WORK TO COMPLETE:
Consider the data that follows and state how many lines contain the string "rgba", using the number alone.

RECORDS SUPPLIED:
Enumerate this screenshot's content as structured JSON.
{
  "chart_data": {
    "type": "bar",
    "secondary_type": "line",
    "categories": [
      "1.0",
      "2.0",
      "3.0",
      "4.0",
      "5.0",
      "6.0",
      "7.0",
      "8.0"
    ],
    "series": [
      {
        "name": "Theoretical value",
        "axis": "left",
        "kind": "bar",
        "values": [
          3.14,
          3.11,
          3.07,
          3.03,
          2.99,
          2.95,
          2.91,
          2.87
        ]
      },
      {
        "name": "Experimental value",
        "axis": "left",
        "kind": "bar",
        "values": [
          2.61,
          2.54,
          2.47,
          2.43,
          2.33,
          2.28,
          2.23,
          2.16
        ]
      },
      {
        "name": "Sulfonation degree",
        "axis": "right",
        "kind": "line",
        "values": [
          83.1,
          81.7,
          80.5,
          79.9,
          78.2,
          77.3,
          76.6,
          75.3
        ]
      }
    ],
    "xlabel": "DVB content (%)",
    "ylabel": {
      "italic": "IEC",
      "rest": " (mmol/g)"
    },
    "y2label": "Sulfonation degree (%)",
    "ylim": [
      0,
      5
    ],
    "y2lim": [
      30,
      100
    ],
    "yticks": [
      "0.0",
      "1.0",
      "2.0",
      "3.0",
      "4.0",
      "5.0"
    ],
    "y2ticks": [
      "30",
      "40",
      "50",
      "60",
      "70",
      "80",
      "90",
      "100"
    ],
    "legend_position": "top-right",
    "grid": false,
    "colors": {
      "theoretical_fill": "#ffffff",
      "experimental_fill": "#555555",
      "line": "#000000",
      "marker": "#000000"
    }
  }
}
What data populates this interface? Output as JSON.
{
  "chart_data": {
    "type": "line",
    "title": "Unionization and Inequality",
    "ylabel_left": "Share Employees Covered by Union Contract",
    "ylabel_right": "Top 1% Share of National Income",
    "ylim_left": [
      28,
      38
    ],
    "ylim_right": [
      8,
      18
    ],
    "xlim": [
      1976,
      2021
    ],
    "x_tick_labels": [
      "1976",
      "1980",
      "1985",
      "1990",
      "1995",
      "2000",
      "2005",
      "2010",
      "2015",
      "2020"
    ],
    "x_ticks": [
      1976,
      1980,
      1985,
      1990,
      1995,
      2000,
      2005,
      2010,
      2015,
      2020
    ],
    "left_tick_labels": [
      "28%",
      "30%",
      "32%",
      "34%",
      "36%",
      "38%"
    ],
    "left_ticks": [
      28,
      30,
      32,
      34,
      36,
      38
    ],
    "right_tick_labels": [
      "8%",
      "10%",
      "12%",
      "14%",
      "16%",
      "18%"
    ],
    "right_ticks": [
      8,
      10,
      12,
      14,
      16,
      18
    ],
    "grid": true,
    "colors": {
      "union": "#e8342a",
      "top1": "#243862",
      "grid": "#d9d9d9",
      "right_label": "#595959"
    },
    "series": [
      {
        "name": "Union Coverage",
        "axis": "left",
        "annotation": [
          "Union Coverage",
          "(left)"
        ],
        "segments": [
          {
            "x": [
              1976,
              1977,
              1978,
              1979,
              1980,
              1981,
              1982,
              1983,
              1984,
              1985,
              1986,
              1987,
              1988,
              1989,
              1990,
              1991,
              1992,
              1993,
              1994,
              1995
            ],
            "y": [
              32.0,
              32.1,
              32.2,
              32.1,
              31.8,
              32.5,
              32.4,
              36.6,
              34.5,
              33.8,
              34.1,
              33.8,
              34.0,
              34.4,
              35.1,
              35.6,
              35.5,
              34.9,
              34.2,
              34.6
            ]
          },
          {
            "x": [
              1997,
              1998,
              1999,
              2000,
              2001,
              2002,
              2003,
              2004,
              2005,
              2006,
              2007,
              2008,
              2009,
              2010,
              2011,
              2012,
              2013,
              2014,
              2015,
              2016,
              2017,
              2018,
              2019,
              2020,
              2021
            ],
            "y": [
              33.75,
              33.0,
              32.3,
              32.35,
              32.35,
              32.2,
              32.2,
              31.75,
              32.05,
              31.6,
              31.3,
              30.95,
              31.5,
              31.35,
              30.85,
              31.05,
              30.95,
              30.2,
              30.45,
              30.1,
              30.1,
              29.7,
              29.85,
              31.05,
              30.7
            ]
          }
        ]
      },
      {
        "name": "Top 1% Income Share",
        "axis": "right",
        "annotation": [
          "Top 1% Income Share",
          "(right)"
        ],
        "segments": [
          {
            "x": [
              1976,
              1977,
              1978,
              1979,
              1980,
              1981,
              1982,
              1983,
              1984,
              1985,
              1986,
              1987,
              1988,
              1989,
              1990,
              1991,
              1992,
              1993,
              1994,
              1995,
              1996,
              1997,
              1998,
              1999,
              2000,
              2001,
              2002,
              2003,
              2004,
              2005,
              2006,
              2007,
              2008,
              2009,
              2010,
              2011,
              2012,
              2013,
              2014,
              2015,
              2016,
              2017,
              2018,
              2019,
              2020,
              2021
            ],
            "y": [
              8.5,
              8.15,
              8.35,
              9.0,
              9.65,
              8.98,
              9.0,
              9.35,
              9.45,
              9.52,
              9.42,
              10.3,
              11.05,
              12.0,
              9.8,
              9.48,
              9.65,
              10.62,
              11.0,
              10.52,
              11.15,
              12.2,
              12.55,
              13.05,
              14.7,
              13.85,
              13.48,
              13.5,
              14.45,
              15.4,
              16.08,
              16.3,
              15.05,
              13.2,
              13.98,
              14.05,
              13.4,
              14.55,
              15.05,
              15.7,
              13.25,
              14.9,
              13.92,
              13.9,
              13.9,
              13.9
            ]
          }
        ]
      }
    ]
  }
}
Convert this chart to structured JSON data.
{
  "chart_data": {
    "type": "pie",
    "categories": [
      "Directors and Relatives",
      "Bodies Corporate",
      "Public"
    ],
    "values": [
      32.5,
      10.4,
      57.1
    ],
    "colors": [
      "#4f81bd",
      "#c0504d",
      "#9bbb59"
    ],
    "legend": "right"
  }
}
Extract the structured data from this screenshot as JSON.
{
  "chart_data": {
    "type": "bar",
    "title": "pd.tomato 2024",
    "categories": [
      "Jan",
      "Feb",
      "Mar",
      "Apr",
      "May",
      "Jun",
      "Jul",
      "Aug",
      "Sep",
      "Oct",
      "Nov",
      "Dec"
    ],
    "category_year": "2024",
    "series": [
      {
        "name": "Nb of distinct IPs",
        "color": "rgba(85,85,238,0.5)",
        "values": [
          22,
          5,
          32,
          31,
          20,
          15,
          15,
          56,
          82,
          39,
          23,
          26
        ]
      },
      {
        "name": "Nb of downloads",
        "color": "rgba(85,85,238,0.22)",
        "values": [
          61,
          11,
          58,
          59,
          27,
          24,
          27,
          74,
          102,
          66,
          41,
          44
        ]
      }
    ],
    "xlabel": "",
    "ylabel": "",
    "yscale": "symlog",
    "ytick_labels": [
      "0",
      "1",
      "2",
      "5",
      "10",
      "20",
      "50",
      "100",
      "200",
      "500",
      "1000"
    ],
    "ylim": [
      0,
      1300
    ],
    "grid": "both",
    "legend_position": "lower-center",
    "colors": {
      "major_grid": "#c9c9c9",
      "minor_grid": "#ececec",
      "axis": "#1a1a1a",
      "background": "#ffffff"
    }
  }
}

TASK RESULT:
2